→ INSTRUCTIONS TO FOLLOW:
Select every line containing the word "Contribution" from the material, and copy those lines.

→ DATA EXCERPTS:
■ ■ ■ ■

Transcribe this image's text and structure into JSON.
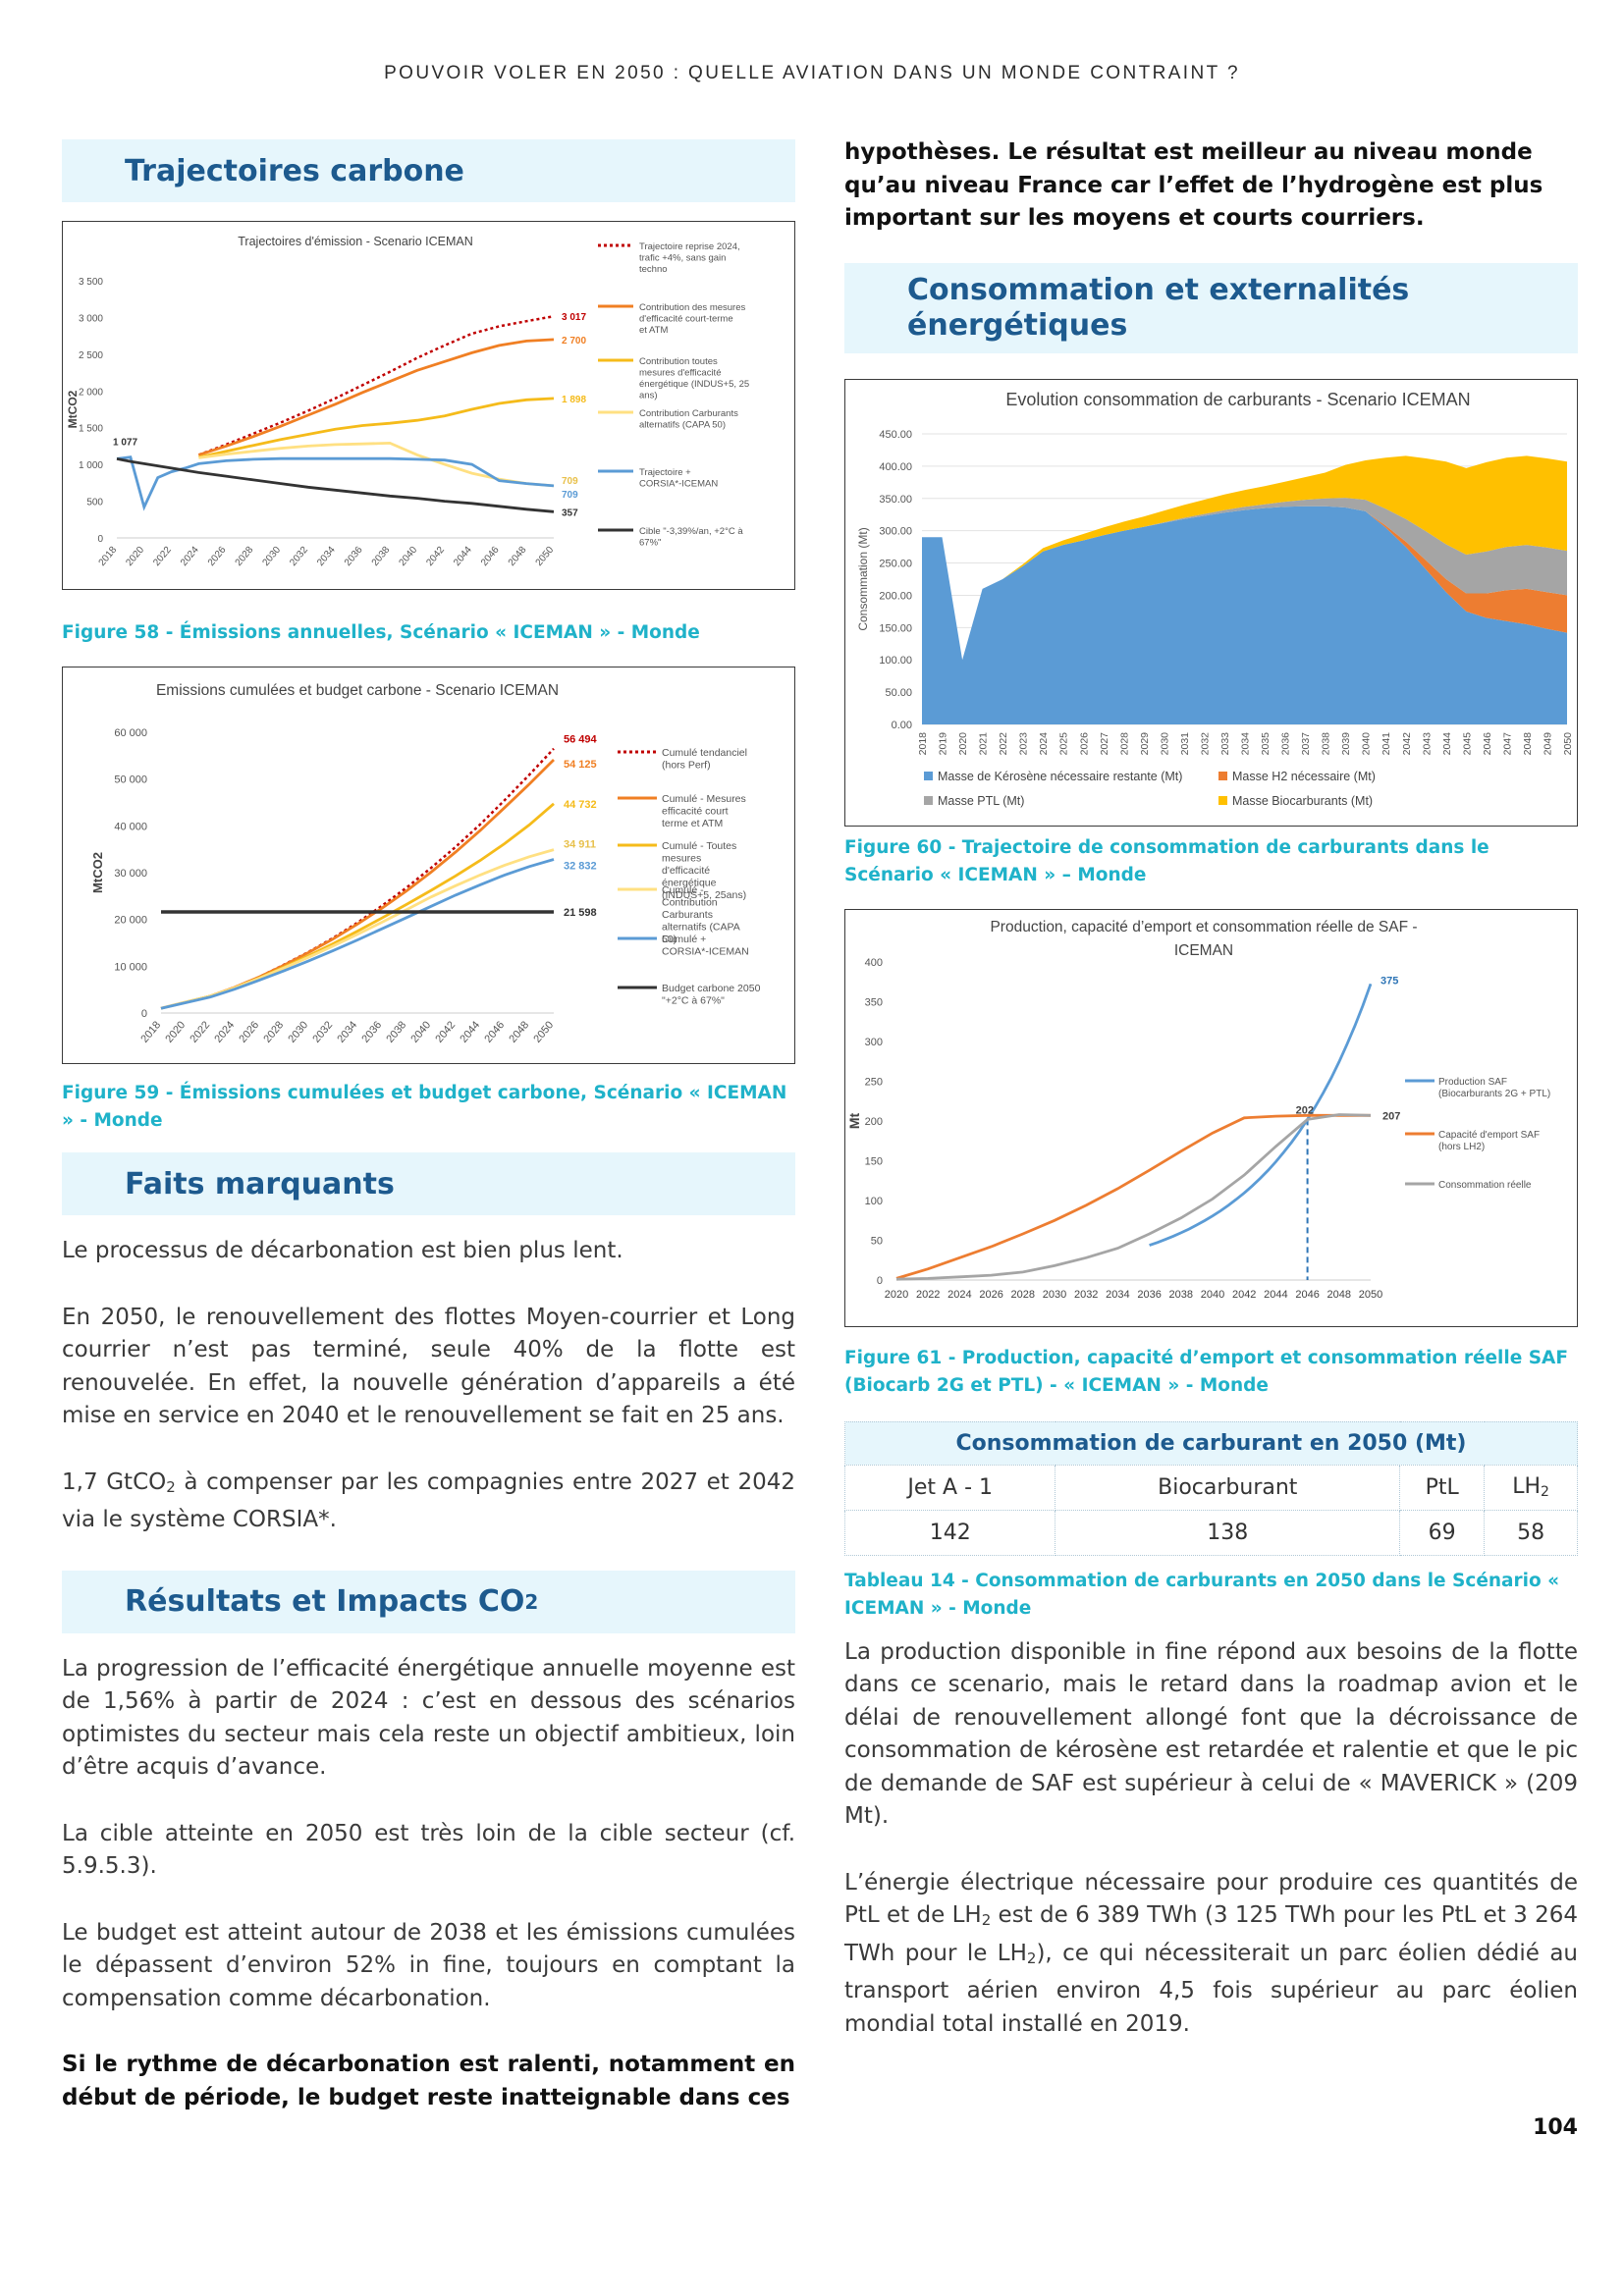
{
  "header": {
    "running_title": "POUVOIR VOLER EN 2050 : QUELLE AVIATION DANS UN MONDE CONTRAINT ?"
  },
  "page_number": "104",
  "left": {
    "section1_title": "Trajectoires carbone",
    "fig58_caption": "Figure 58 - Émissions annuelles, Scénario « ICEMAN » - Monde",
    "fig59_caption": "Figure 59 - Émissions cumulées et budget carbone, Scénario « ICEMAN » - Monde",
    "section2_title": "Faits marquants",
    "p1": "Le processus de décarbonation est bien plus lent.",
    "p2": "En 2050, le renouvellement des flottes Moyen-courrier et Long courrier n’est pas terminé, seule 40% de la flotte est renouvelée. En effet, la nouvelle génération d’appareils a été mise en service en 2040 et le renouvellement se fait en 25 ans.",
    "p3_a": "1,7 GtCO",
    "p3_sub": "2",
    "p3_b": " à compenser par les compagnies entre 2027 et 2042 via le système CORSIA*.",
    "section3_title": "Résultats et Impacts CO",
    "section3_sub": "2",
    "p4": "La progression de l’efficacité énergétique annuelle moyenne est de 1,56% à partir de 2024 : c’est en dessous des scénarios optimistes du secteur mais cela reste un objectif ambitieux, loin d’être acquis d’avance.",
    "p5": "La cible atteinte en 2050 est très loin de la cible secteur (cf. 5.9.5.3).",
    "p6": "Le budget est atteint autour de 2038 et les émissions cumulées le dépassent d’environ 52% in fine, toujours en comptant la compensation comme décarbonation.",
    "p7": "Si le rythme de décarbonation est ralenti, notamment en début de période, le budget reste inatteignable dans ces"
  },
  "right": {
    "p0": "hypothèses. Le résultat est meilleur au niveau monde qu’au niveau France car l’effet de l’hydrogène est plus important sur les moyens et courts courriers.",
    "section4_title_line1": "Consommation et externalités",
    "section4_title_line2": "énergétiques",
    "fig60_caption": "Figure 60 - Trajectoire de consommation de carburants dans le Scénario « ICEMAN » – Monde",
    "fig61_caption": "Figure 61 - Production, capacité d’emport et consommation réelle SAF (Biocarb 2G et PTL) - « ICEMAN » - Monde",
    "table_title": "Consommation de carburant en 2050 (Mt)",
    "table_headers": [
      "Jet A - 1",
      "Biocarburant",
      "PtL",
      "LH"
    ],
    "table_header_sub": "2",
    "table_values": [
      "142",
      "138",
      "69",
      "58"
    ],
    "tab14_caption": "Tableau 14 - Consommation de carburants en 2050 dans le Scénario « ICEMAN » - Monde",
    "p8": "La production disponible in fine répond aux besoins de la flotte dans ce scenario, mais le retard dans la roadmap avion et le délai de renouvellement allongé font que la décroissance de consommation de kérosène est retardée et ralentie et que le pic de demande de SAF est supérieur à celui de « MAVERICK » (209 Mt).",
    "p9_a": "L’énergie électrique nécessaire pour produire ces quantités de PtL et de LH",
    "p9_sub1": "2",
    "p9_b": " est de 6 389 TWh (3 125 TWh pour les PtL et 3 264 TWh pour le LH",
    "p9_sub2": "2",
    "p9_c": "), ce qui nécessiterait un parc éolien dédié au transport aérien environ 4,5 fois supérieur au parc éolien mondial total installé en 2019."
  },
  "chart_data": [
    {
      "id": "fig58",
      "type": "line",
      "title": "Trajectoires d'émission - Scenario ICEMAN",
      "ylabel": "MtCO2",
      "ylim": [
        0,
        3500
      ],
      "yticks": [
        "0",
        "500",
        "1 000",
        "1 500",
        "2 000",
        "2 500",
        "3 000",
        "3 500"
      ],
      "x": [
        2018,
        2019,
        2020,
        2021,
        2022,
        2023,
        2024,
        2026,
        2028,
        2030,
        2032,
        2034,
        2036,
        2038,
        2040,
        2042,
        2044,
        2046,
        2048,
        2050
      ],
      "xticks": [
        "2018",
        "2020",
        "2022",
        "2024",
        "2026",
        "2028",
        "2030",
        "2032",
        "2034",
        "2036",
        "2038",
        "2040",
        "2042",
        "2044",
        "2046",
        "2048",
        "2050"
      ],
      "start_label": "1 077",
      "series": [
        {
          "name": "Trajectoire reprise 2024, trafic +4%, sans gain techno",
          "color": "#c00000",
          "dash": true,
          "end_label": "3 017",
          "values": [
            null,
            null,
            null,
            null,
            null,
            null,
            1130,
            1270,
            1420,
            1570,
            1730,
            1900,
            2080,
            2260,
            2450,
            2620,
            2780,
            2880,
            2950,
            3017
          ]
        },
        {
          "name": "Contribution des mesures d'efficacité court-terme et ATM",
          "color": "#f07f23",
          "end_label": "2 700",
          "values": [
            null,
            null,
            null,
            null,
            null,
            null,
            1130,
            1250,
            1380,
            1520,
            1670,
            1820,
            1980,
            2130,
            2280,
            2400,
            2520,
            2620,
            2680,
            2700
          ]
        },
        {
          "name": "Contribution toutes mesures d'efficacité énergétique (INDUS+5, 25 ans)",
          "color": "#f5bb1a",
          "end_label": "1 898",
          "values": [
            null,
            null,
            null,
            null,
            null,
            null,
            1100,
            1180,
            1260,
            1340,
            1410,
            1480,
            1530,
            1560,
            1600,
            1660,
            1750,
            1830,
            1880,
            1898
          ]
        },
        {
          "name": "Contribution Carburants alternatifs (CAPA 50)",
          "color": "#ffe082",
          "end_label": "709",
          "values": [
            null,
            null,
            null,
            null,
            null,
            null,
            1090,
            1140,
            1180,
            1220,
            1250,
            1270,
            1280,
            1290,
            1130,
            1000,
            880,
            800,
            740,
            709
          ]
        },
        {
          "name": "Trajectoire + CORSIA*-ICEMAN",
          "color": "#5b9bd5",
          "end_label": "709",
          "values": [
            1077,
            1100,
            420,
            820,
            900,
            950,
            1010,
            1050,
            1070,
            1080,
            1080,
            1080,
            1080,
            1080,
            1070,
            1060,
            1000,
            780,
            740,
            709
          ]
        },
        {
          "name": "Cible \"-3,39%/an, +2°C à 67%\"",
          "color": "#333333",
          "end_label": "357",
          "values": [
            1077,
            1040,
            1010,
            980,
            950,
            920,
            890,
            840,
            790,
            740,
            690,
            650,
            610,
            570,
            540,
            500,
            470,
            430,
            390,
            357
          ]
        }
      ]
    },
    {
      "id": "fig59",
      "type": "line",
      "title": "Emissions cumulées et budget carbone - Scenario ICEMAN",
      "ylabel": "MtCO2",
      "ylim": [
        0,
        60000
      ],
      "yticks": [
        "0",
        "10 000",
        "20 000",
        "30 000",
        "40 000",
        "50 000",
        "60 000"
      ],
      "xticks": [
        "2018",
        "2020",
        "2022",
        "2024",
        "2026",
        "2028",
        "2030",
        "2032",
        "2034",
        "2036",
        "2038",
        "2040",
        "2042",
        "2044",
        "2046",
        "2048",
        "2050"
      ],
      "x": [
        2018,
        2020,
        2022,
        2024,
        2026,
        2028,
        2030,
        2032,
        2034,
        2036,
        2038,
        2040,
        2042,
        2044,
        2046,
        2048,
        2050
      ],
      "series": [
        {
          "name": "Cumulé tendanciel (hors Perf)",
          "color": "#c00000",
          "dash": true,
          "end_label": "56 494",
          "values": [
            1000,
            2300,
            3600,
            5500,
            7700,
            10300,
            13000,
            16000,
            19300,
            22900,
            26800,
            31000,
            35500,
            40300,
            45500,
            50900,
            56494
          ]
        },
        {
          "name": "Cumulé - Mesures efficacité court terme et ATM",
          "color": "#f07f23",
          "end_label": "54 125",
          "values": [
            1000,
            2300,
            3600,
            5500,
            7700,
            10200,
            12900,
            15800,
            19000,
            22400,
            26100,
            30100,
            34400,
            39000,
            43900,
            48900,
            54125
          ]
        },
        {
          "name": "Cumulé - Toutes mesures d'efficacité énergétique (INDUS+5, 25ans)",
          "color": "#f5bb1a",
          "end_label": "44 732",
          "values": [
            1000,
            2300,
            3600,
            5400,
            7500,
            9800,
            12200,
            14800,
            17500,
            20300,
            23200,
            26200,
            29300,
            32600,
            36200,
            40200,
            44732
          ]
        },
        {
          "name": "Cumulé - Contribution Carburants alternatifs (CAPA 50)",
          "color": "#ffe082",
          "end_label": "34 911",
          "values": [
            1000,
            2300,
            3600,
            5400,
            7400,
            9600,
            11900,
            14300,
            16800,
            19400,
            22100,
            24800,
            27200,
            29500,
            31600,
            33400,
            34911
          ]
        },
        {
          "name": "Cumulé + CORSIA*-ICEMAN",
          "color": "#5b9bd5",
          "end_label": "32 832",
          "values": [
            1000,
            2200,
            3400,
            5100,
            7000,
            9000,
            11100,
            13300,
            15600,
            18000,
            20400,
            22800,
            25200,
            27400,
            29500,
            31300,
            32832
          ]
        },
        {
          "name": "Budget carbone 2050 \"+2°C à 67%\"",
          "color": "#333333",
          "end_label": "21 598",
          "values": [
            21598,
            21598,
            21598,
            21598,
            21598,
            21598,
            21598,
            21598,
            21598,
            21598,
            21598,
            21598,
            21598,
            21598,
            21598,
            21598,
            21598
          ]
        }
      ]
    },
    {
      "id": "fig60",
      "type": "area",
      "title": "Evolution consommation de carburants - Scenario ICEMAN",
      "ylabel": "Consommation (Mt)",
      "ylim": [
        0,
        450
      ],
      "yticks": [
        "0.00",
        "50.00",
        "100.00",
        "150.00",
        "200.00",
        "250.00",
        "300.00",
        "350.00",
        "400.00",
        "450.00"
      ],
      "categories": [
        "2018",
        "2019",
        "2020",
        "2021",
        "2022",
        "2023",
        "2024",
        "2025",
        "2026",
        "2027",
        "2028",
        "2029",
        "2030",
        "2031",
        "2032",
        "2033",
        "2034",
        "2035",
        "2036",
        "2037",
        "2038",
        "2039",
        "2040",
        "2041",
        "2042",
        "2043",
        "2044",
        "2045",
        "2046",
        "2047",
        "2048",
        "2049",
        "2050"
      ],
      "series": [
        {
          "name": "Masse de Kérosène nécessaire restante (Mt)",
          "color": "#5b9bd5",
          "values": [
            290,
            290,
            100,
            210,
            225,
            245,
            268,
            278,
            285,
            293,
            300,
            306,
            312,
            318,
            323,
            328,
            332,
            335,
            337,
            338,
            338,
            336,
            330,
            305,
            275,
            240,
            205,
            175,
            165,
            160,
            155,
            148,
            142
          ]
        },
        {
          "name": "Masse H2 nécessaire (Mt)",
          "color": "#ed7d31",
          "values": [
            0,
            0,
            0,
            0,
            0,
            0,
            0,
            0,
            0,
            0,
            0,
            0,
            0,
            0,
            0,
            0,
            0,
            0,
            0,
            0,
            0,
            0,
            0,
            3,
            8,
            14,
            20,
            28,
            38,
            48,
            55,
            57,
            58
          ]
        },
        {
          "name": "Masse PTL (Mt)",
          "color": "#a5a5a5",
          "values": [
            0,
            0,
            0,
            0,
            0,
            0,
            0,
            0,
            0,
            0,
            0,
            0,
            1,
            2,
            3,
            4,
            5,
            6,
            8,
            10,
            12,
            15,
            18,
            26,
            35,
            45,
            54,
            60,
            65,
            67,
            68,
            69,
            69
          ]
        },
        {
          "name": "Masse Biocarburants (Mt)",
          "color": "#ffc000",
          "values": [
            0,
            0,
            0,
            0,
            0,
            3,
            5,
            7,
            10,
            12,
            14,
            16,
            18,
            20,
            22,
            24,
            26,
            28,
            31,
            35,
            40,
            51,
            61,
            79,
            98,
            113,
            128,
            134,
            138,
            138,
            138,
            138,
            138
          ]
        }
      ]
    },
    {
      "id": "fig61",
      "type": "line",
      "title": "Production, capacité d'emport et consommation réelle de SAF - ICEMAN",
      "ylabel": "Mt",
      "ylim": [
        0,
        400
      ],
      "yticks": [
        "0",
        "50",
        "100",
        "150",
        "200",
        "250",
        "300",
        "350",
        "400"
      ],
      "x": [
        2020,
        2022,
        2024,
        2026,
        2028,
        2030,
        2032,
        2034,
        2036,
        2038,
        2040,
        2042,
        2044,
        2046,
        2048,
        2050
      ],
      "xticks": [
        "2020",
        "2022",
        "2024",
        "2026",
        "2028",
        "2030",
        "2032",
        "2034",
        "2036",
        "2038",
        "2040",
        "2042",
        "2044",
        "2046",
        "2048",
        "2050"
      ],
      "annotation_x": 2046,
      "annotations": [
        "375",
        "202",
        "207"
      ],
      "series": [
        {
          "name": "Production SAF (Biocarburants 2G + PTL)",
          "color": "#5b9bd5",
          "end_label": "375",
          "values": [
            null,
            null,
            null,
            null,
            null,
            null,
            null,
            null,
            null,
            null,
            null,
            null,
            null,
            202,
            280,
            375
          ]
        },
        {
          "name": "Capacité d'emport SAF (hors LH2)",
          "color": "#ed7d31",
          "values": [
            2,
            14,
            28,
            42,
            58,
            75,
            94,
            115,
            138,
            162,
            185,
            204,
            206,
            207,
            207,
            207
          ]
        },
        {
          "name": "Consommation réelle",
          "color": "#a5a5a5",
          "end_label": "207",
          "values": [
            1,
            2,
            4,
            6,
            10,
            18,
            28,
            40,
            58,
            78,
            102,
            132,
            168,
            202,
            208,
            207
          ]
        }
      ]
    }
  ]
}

■ ■ ■ ■

→ EXERCISE OUTPUT:
          "name": "Contribution des mesures d'efficacité court-terme et ATM",
          "name": "Contribution toutes mesures d'efficacité énergétique (INDUS+5, 25 ans)",
          "name": "Contribution Carburants alternatifs (CAPA 50)",
          "name": "Cumulé - Contribution Carburants alternatifs (CAPA 50)",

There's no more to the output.